BEGIN Listing

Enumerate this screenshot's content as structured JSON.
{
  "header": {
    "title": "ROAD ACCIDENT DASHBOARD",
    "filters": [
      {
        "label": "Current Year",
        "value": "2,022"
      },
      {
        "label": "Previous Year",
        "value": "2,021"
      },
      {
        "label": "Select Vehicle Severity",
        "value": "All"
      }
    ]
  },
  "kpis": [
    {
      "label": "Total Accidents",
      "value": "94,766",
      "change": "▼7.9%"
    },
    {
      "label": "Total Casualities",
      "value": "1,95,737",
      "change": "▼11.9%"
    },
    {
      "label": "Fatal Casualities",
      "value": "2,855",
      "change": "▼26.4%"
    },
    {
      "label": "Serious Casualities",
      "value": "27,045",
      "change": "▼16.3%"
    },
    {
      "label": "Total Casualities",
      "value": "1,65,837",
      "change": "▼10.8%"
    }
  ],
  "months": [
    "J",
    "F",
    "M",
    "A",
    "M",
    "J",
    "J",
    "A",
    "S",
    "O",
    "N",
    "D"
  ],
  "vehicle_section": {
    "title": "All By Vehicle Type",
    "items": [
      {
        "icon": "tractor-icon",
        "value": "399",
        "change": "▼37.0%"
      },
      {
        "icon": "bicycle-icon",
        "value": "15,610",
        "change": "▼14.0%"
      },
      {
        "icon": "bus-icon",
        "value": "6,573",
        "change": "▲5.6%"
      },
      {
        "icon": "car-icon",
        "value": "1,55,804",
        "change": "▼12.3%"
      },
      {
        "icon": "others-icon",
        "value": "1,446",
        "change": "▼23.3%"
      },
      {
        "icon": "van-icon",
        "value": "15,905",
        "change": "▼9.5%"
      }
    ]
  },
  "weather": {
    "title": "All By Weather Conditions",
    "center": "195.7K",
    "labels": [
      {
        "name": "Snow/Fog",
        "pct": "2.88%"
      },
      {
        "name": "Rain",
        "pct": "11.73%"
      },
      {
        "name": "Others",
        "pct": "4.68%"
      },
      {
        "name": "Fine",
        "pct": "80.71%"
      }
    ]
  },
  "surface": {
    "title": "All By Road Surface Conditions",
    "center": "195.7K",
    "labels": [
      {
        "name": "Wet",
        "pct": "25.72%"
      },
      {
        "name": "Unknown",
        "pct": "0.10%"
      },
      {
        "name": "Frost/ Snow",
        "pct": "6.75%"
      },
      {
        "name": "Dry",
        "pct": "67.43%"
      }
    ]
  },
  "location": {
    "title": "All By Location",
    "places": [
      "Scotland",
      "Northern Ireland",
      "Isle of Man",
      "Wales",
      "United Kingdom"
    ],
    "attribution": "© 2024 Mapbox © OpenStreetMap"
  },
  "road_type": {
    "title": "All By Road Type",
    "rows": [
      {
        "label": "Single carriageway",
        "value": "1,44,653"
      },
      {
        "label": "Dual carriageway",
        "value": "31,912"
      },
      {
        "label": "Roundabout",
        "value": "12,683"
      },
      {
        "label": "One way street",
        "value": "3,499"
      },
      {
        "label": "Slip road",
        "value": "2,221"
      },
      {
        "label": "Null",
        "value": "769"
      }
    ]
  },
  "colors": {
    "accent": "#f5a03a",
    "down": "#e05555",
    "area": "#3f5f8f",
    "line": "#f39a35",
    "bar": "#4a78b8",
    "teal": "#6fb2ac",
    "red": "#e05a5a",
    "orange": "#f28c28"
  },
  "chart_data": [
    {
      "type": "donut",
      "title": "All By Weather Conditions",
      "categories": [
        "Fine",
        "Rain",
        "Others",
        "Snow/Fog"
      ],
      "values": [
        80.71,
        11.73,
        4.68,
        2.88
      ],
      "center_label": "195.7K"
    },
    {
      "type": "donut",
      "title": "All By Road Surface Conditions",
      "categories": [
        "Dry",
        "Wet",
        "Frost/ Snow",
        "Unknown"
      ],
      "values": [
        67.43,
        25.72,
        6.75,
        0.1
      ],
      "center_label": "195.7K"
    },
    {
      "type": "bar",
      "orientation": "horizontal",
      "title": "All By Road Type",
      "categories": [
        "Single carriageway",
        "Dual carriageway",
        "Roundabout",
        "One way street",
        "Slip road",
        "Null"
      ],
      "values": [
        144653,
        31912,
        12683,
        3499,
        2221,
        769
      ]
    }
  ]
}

END Listing

What is needed>
Each entry above is to be set down again in exactly the same words.

Answer to the exercise>
Enumerate this screenshot's content as structured JSON.
{
  "header": {
    "title": "ROAD ACCIDENT DASHBOARD",
    "filters": [
      {
        "label": "Current Year",
        "value": "2,022"
      },
      {
        "label": "Previous Year",
        "value": "2,021"
      },
      {
        "label": "Select Vehicle Severity",
        "value": "All"
      }
    ]
  },
  "kpis": [
    {
      "label": "Total Accidents",
      "value": "94,766",
      "change": "▼7.9%"
    },
    {
      "label": "Total Casualities",
      "value": "1,95,737",
      "change": "▼11.9%"
    },
    {
      "label": "Fatal Casualities",
      "value": "2,855",
      "change": "▼26.4%"
    },
    {
      "label": "Serious Casualities",
      "value": "27,045",
      "change": "▼16.3%"
    },
    {
      "label": "Total Casualities",
      "value": "1,65,837",
      "change": "▼10.8%"
    }
  ],
  "months": [
    "J",
    "F",
    "M",
    "A",
    "M",
    "J",
    "J",
    "A",
    "S",
    "O",
    "N",
    "D"
  ],
  "vehicle_section": {
    "title": "All By Vehicle Type",
    "items": [
      {
        "icon": "tractor-icon",
        "value": "399",
        "change": "▼37.0%"
      },
      {
        "icon": "bicycle-icon",
        "value": "15,610",
        "change": "▼14.0%"
      },
      {
        "icon": "bus-icon",
        "value": "6,573",
        "change": "▲5.6%"
      },
      {
        "icon": "car-icon",
        "value": "1,55,804",
        "change": "▼12.3%"
      },
      {
        "icon": "others-icon",
        "value": "1,446",
        "change": "▼23.3%"
      },
      {
        "icon": "van-icon",
        "value": "15,905",
        "change": "▼9.5%"
      }
    ]
  },
  "weather": {
    "title": "All By Weather Conditions",
    "center": "195.7K",
    "labels": [
      {
        "name": "Snow/Fog",
        "pct": "2.88%"
      },
      {
        "name": "Rain",
        "pct": "11.73%"
      },
      {
        "name": "Others",
        "pct": "4.68%"
      },
      {
        "name": "Fine",
        "pct": "80.71%"
      }
    ]
  },
  "surface": {
    "title": "All By Road Surface Conditions",
    "center": "195.7K",
    "labels": [
      {
        "name": "Wet",
        "pct": "25.72%"
      },
      {
        "name": "Unknown",
        "pct": "0.10%"
      },
      {
        "name": "Frost/ Snow",
        "pct": "6.75%"
      },
      {
        "name": "Dry",
        "pct": "67.43%"
      }
    ]
  },
  "location": {
    "title": "All By Location",
    "places": [
      "Scotland",
      "Northern Ireland",
      "Isle of Man",
      "Wales",
      "United Kingdom"
    ],
    "attribution": "© 2024 Mapbox © OpenStreetMap"
  },
  "road_type": {
    "title": "All By Road Type",
    "rows": [
      {
        "label": "Single carriageway",
        "value": "1,44,653"
      },
      {
        "label": "Dual carriageway",
        "value": "31,912"
      },
      {
        "label": "Roundabout",
        "value": "12,683"
      },
      {
        "label": "One way street",
        "value": "3,499"
      },
      {
        "label": "Slip road",
        "value": "2,221"
      },
      {
        "label": "Null",
        "value": "769"
      }
    ]
  },
  "colors": {
    "accent": "#f5a03a",
    "down": "#e05555",
    "area": "#3f5f8f",
    "line": "#f39a35",
    "bar": "#4a78b8",
    "teal": "#6fb2ac",
    "red": "#e05a5a",
    "orange": "#f28c28"
  },
  "chart_data": [
    {
      "type": "donut",
      "title": "All By Weather Conditions",
      "categories": [
        "Fine",
        "Rain",
        "Others",
        "Snow/Fog"
      ],
      "values": [
        80.71,
        11.73,
        4.68,
        2.88
      ],
      "center_label": "195.7K"
    },
    {
      "type": "donut",
      "title": "All By Road Surface Conditions",
      "categories": [
        "Dry",
        "Wet",
        "Frost/ Snow",
        "Unknown"
      ],
      "values": [
        67.43,
        25.72,
        6.75,
        0.1
      ],
      "center_label": "195.7K"
    },
    {
      "type": "bar",
      "orientation": "horizontal",
      "title": "All By Road Type",
      "categories": [
        "Single carriageway",
        "Dual carriageway",
        "Roundabout",
        "One way street",
        "Slip road",
        "Null"
      ],
      "values": [
        144653,
        31912,
        12683,
        3499,
        2221,
        769
      ]
    }
  ]
}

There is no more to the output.